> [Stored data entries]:
────────────────────
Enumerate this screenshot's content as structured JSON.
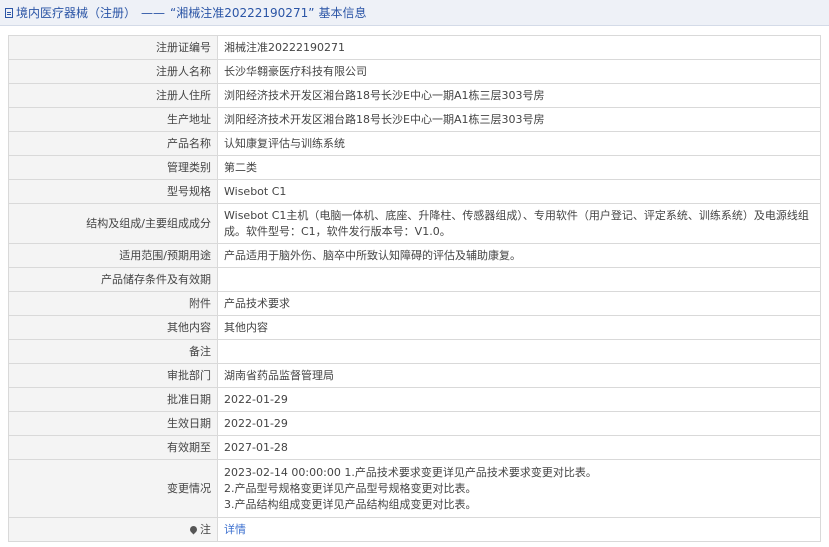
{
  "header": {
    "category": "境内医疗器械（注册）",
    "separator": "——",
    "reg_quoted": "“湘械注准20222190271”",
    "suffix": "基本信息"
  },
  "rows": [
    {
      "label": "注册证编号",
      "value": "湘械注准20222190271"
    },
    {
      "label": "注册人名称",
      "value": "长沙华翱豪医疗科技有限公司"
    },
    {
      "label": "注册人住所",
      "value": "浏阳经济技术开发区湘台路18号长沙E中心一期A1栋三层303号房"
    },
    {
      "label": "生产地址",
      "value": "浏阳经济技术开发区湘台路18号长沙E中心一期A1栋三层303号房"
    },
    {
      "label": "产品名称",
      "value": "认知康复评估与训练系统"
    },
    {
      "label": "管理类别",
      "value": "第二类"
    },
    {
      "label": "型号规格",
      "value": "Wisebot C1"
    },
    {
      "label": "结构及组成/主要组成成分",
      "value": "Wisebot C1主机（电脑一体机、底座、升降柱、传感器组成）、专用软件（用户登记、评定系统、训练系统）及电源线组成。软件型号：C1，软件发行版本号：V1.0。"
    },
    {
      "label": "适用范围/预期用途",
      "value": "产品适用于脑外伤、脑卒中所致认知障碍的评估及辅助康复。"
    },
    {
      "label": "产品储存条件及有效期",
      "value": ""
    },
    {
      "label": "附件",
      "value": "产品技术要求"
    },
    {
      "label": "其他内容",
      "value": "其他内容"
    },
    {
      "label": "备注",
      "value": ""
    },
    {
      "label": "审批部门",
      "value": "湖南省药品监督管理局"
    },
    {
      "label": "批准日期",
      "value": "2022-01-29"
    },
    {
      "label": "生效日期",
      "value": "2022-01-29"
    },
    {
      "label": "有效期至",
      "value": "2027-01-28"
    }
  ],
  "changes": {
    "label": "变更情况",
    "lines": [
      "2023-02-14 00:00:00 1.产品技术要求变更详见产品技术要求变更对比表。",
      "2.产品型号规格变更详见产品型号规格变更对比表。",
      "3.产品结构组成变更详见产品结构组成变更对比表。"
    ]
  },
  "footer": {
    "label": "注",
    "icon": "location-pin-icon",
    "link": "详情"
  }
}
────────────────────
> [Set task]:
Tally the lines of the material above that contain the word "Wisebot" and report the total alone.

> [Task output]:
2